- _EXERCISE OBJECTIVE_: Look through the lines below and extract each one that contains "setting".

- _MATERIAL SUPPLIED_:

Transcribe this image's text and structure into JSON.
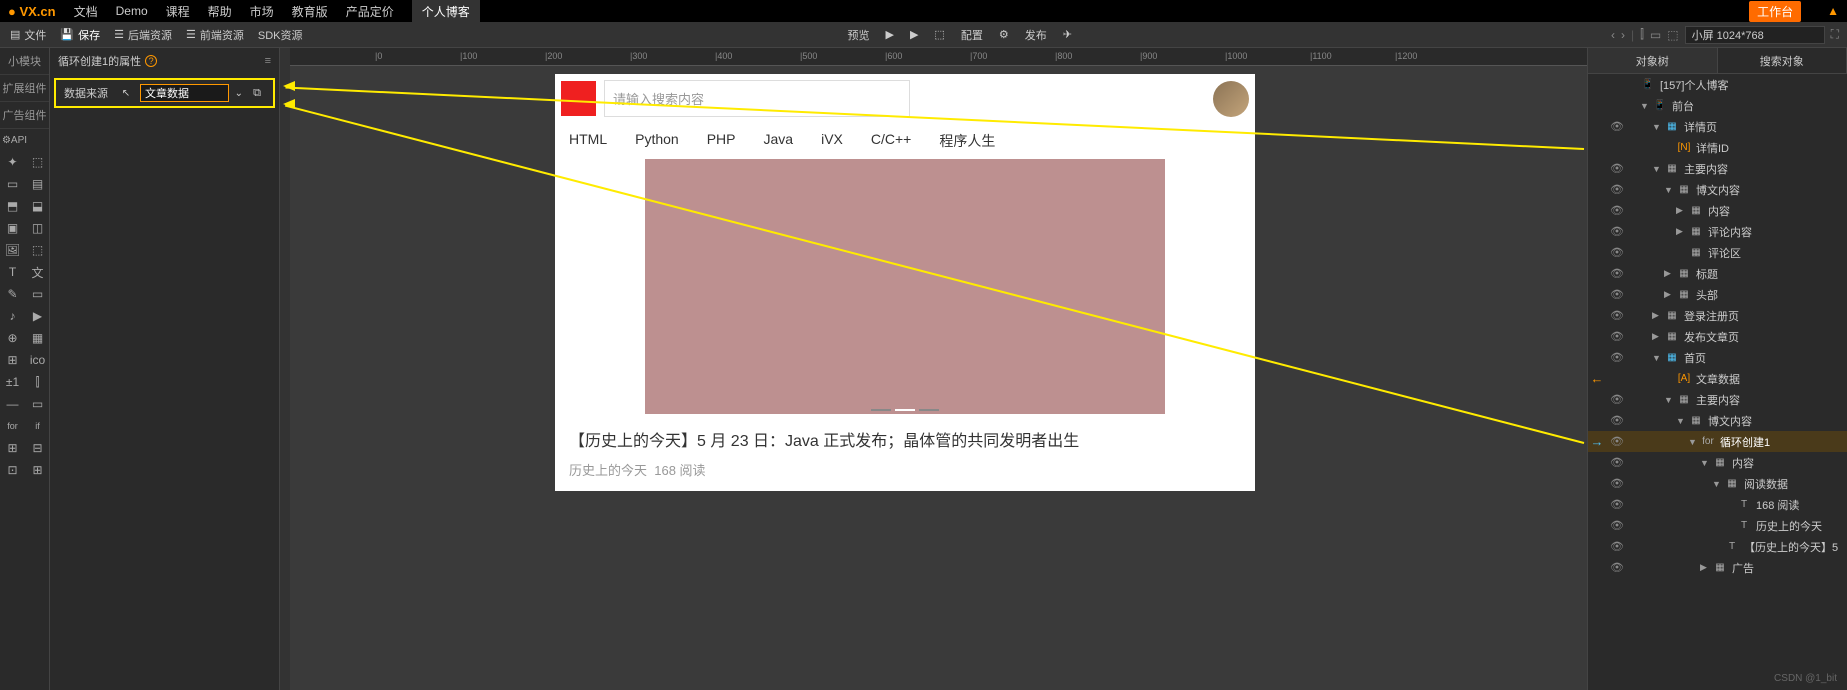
{
  "topbar": {
    "logo": "VX.cn",
    "nav": [
      "文档",
      "Demo",
      "课程",
      "帮助",
      "市场",
      "教育版",
      "产品定价",
      "个人博客"
    ],
    "work_btn": "工作台"
  },
  "toolbar": {
    "left": {
      "file": "文件",
      "save": "保存",
      "backend": "后端资源",
      "frontend": "前端资源",
      "sdk": "SDK资源"
    },
    "center": {
      "preview": "预览",
      "config": "配置",
      "publish": "发布"
    },
    "right": {
      "screen": "小屏 1024*768"
    }
  },
  "left_cats": [
    "小模块",
    "扩展组件",
    "广告组件"
  ],
  "api_label": "API",
  "props": {
    "title": "循环创建1的属性",
    "row_label": "数据来源",
    "row_value": "文章数据"
  },
  "ruler_ticks": [
    0,
    100,
    200,
    300,
    400,
    500,
    600,
    700,
    800,
    900,
    1000,
    1100,
    1200
  ],
  "preview": {
    "search_placeholder": "请输入搜索内容",
    "nav": [
      "HTML",
      "Python",
      "PHP",
      "Java",
      "iVX",
      "C/C++",
      "程序人生"
    ],
    "article_title": "【历史上的今天】5 月 23 日：Java 正式发布；晶体管的共同发明者出生",
    "article_cat": "历史上的今天",
    "article_reads": "168 阅读"
  },
  "right_tabs": {
    "tree": "对象树",
    "search": "搜索对象"
  },
  "tree": [
    {
      "indent": 0,
      "icon": "📱",
      "label": "[157]个人博客",
      "eye": false,
      "caret": ""
    },
    {
      "indent": 1,
      "icon": "📱",
      "label": "前台",
      "eye": false,
      "caret": "▼"
    },
    {
      "indent": 2,
      "icon": "▦",
      "label": "详情页",
      "eye": true,
      "caret": "▼",
      "iconColor": "blue"
    },
    {
      "indent": 3,
      "icon": "[N]",
      "label": "详情ID",
      "eye": false,
      "caret": "",
      "iconColor": "orange",
      "annot": "src1"
    },
    {
      "indent": 2,
      "icon": "▦",
      "label": "主要内容",
      "eye": true,
      "caret": "▼"
    },
    {
      "indent": 3,
      "icon": "▦",
      "label": "博文内容",
      "eye": true,
      "caret": "▼"
    },
    {
      "indent": 4,
      "icon": "▦",
      "label": "内容",
      "eye": true,
      "caret": "▶"
    },
    {
      "indent": 4,
      "icon": "▦",
      "label": "评论内容",
      "eye": true,
      "caret": "▶"
    },
    {
      "indent": 4,
      "icon": "▦",
      "label": "评论区",
      "eye": true,
      "caret": ""
    },
    {
      "indent": 3,
      "icon": "▦",
      "label": "标题",
      "eye": true,
      "caret": "▶"
    },
    {
      "indent": 3,
      "icon": "▦",
      "label": "头部",
      "eye": true,
      "caret": "▶"
    },
    {
      "indent": 2,
      "icon": "▦",
      "label": "登录注册页",
      "eye": true,
      "caret": "▶"
    },
    {
      "indent": 2,
      "icon": "▦",
      "label": "发布文章页",
      "eye": true,
      "caret": "▶"
    },
    {
      "indent": 2,
      "icon": "▦",
      "label": "首页",
      "eye": true,
      "caret": "▼",
      "iconColor": "blue"
    },
    {
      "indent": 3,
      "icon": "[A]",
      "label": "文章数据",
      "eye": false,
      "caret": "",
      "iconColor": "orange",
      "back": true
    },
    {
      "indent": 3,
      "icon": "▦",
      "label": "主要内容",
      "eye": true,
      "caret": "▼"
    },
    {
      "indent": 4,
      "icon": "▦",
      "label": "博文内容",
      "eye": true,
      "caret": "▼"
    },
    {
      "indent": 5,
      "icon": "for",
      "label": "循环创建1",
      "eye": true,
      "caret": "▼",
      "selected": true,
      "fwd": true,
      "annot": "src2"
    },
    {
      "indent": 6,
      "icon": "▦",
      "label": "内容",
      "eye": true,
      "caret": "▼"
    },
    {
      "indent": 7,
      "icon": "▦",
      "label": "阅读数据",
      "eye": true,
      "caret": "▼"
    },
    {
      "indent": 8,
      "icon": "T",
      "label": "168 阅读",
      "eye": true,
      "caret": ""
    },
    {
      "indent": 8,
      "icon": "T",
      "label": "历史上的今天",
      "eye": true,
      "caret": ""
    },
    {
      "indent": 7,
      "icon": "T",
      "label": "【历史上的今天】5",
      "eye": true,
      "caret": ""
    },
    {
      "indent": 6,
      "icon": "▦",
      "label": "广告",
      "eye": true,
      "caret": "▶"
    }
  ],
  "watermark": "CSDN @1_bit"
}
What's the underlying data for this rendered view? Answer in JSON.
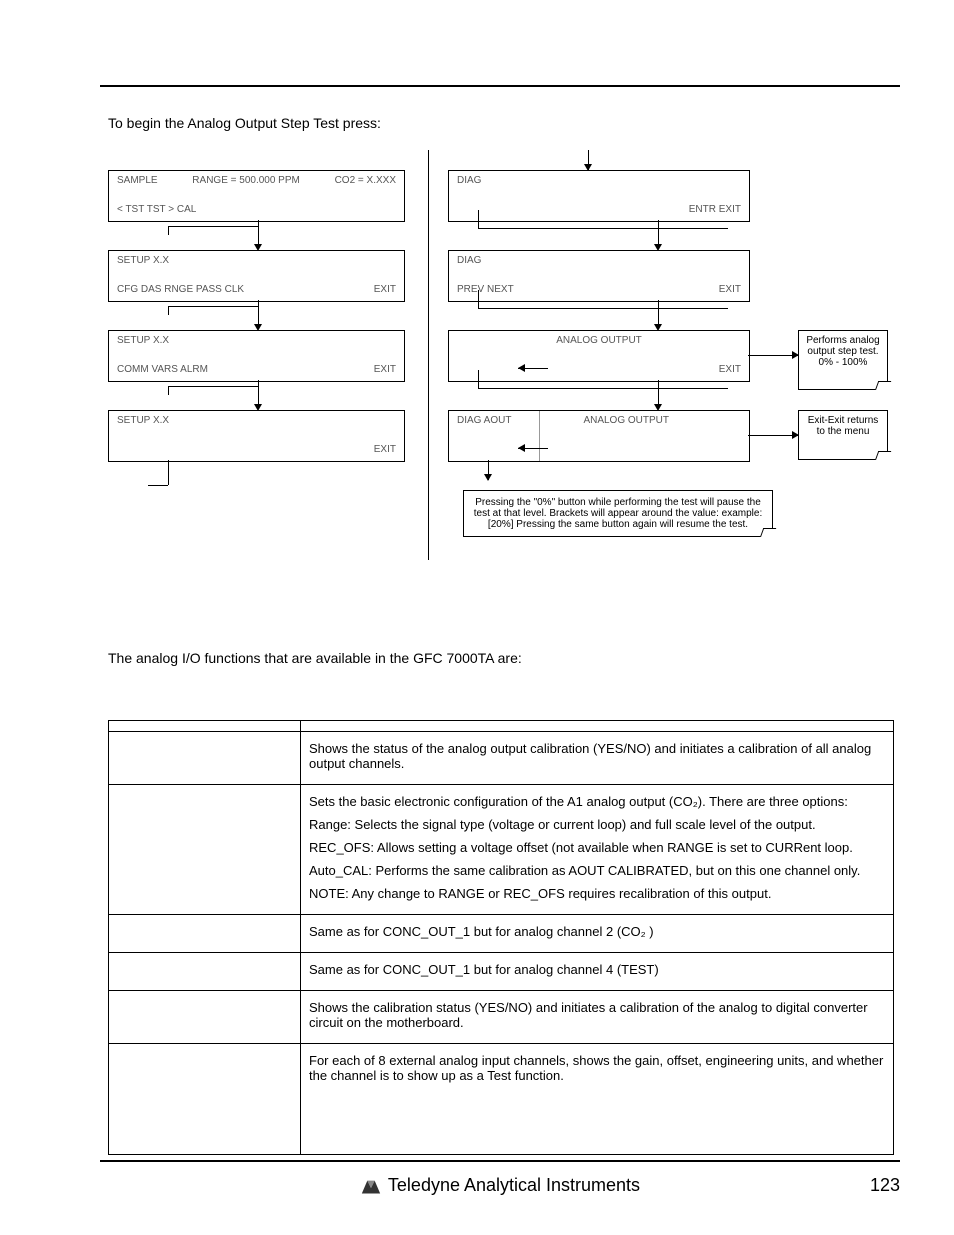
{
  "intro": "To begin the Analog Output Step Test press:",
  "screens_left": [
    {
      "top_left": "SAMPLE",
      "top_center": "RANGE = 500.000 PPM",
      "top_right": "CO2 = X.XXX",
      "bottom_left": "< TST  TST >  CAL",
      "bottom_right": ""
    },
    {
      "top_left": "SETUP X.X",
      "top_center": "",
      "top_right": "",
      "bottom_left": "CFG  DAS  RNGE  PASS  CLK",
      "bottom_right": "EXIT"
    },
    {
      "top_left": "SETUP X.X",
      "top_center": "",
      "top_right": "",
      "bottom_left": "COMM  VARS        ALRM",
      "bottom_right": "EXIT"
    },
    {
      "top_left": "SETUP X.X",
      "top_center": "",
      "top_right": "",
      "bottom_left": "",
      "bottom_right": "EXIT"
    }
  ],
  "screens_right": [
    {
      "top_left": "DIAG",
      "top_center": "",
      "top_right": "",
      "bottom_left": "",
      "bottom_right": "ENTR  EXIT"
    },
    {
      "top_left": "DIAG",
      "top_center": "",
      "top_right": "",
      "bottom_left": "PREV    NEXT",
      "bottom_right": "EXIT"
    },
    {
      "top_left": "",
      "top_center": "ANALOG OUTPUT",
      "top_right": "",
      "bottom_left": "",
      "bottom_right": "EXIT"
    },
    {
      "top_left": "DIAG AOUT",
      "top_center": "ANALOG OUTPUT",
      "top_right": "",
      "bottom_left": "",
      "bottom_right": ""
    }
  ],
  "note1": "Performs analog output step test.\n0% - 100%",
  "note2": "Exit-Exit returns to the menu",
  "pause_note": "Pressing the \"0%\" button while performing the test will pause the test at that level. Brackets will appear around the value: example: [20%] Pressing the same button again will resume the test.",
  "body_line": "The analog I/O functions that are available in the GFC 7000TA are:",
  "table": {
    "rows": [
      {
        "desc_lines": [
          "Shows the status of the analog output calibration (YES/NO) and initiates a calibration of all analog output channels."
        ]
      },
      {
        "desc_lines": [
          "Sets the basic electronic configuration of the A1 analog output (CO₂). There are three options:",
          "Range: Selects the signal type (voltage or current loop) and full scale level of the output.",
          "REC_OFS: Allows setting a voltage offset (not available when RANGE is set to CURRent loop.",
          "Auto_CAL: Performs the same calibration as AOUT CALIBRATED, but on this one channel only.",
          "NOTE: Any change to RANGE or REC_OFS requires recalibration of this output."
        ]
      },
      {
        "desc_lines": [
          "Same as for CONC_OUT_1 but for analog channel 2 (CO₂ )"
        ]
      },
      {
        "desc_lines": [
          "Same as for CONC_OUT_1 but for analog channel 4 (TEST)"
        ]
      },
      {
        "desc_lines": [
          "Shows the calibration status (YES/NO) and initiates a calibration of the analog to digital converter circuit on the motherboard."
        ]
      },
      {
        "desc_lines": [
          "For each of 8 external analog input channels, shows the gain, offset, engineering units, and whether the channel is to show up as a Test function."
        ]
      }
    ]
  },
  "footer": {
    "brand": "Teledyne Analytical Instruments",
    "page": "123"
  }
}
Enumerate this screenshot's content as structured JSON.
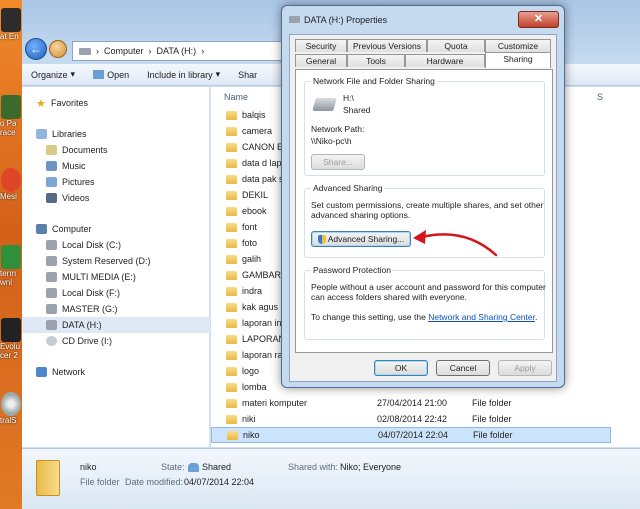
{
  "desktop": {
    "icons": [
      {
        "label": "at En"
      },
      {
        "label": "o Pa"
      },
      {
        "label": "race"
      },
      {
        "label": "Mesi"
      },
      {
        "label": "term"
      },
      {
        "label": "wnl"
      },
      {
        "label": "Evolu"
      },
      {
        "label": "cer 2"
      },
      {
        "label": "tralS"
      }
    ]
  },
  "explorer": {
    "address": [
      "Computer",
      "DATA (H:)"
    ],
    "toolbar": {
      "organize": "Organize",
      "open": "Open",
      "include": "Include in library",
      "share": "Shar"
    },
    "nav": {
      "favorites": "Favorites",
      "libraries": "Libraries",
      "documents": "Documents",
      "music": "Music",
      "pictures": "Pictures",
      "videos": "Videos",
      "computer": "Computer",
      "drives": [
        "Local Disk (C:)",
        "System Reserved (D:)",
        "MULTI MEDIA (E:)",
        "Local Disk (F:)",
        "MASTER (G:)",
        "DATA (H:)",
        "CD Drive (I:)"
      ],
      "network": "Network"
    },
    "list": {
      "col_name": "Name",
      "col_s": "S",
      "files": [
        {
          "name": "balqis",
          "date": "",
          "type": ""
        },
        {
          "name": "camera",
          "date": "",
          "type": ""
        },
        {
          "name": "CANON E",
          "date": "",
          "type": ""
        },
        {
          "name": "data d lapt",
          "date": "",
          "type": ""
        },
        {
          "name": "data pak s",
          "date": "",
          "type": ""
        },
        {
          "name": "DEKIL",
          "date": "",
          "type": ""
        },
        {
          "name": "ebook",
          "date": "",
          "type": ""
        },
        {
          "name": "font",
          "date": "",
          "type": ""
        },
        {
          "name": "foto",
          "date": "",
          "type": ""
        },
        {
          "name": "galih",
          "date": "",
          "type": ""
        },
        {
          "name": "GAMBAR_",
          "date": "",
          "type": ""
        },
        {
          "name": "indra",
          "date": "",
          "type": ""
        },
        {
          "name": "kak agus",
          "date": "",
          "type": ""
        },
        {
          "name": "laporan in",
          "date": "",
          "type": ""
        },
        {
          "name": "LAPORAN",
          "date": "",
          "type": ""
        },
        {
          "name": "laporan ra",
          "date": "",
          "type": ""
        },
        {
          "name": "logo",
          "date": "",
          "type": ""
        },
        {
          "name": "lomba",
          "date": "",
          "type": ""
        },
        {
          "name": "materi komputer",
          "date": "27/04/2014 21:00",
          "type": "File folder"
        },
        {
          "name": "niki",
          "date": "02/08/2014 22:42",
          "type": "File folder"
        },
        {
          "name": "niko",
          "date": "04/07/2014 22:04",
          "type": "File folder"
        }
      ]
    },
    "details": {
      "name": "niko",
      "kind": "File folder",
      "state_label": "State:",
      "state_value": "Shared",
      "shared_label": "Shared with:",
      "shared_value": "Niko; Everyone",
      "modified_label": "Date modified:",
      "modified_value": "04/07/2014 22:04"
    }
  },
  "dialog": {
    "title": "DATA (H:) Properties",
    "close": "✕",
    "tabs_row1": [
      "Security",
      "Previous Versions",
      "Quota",
      "Customize"
    ],
    "tabs_row2": [
      "General",
      "Tools",
      "Hardware",
      "Sharing"
    ],
    "nfs": {
      "title": "Network File and Folder Sharing",
      "drive": "H:\\",
      "status": "Shared",
      "path_label": "Network Path:",
      "path_value": "\\\\Niko-pc\\h",
      "share_btn": "Share..."
    },
    "adv": {
      "title": "Advanced Sharing",
      "desc1": "Set custom permissions, create multiple shares, and set other",
      "desc2": "advanced sharing options.",
      "btn": "Advanced Sharing..."
    },
    "pwd": {
      "title": "Password Protection",
      "desc1": "People without a user account and password for this computer",
      "desc2": "can access folders shared with everyone.",
      "change_prefix": "To change this setting, use the",
      "link": "Network and Sharing Center",
      "change_suffix": "."
    },
    "buttons": {
      "ok": "OK",
      "cancel": "Cancel",
      "apply": "Apply"
    }
  }
}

- _RESPONSE TO THE TASK_:
          "REC_OFS: Allows setting a voltage offset (not available when RANGE is set to CURRent loop.",
      "change_prefix": "To change this setting, use the",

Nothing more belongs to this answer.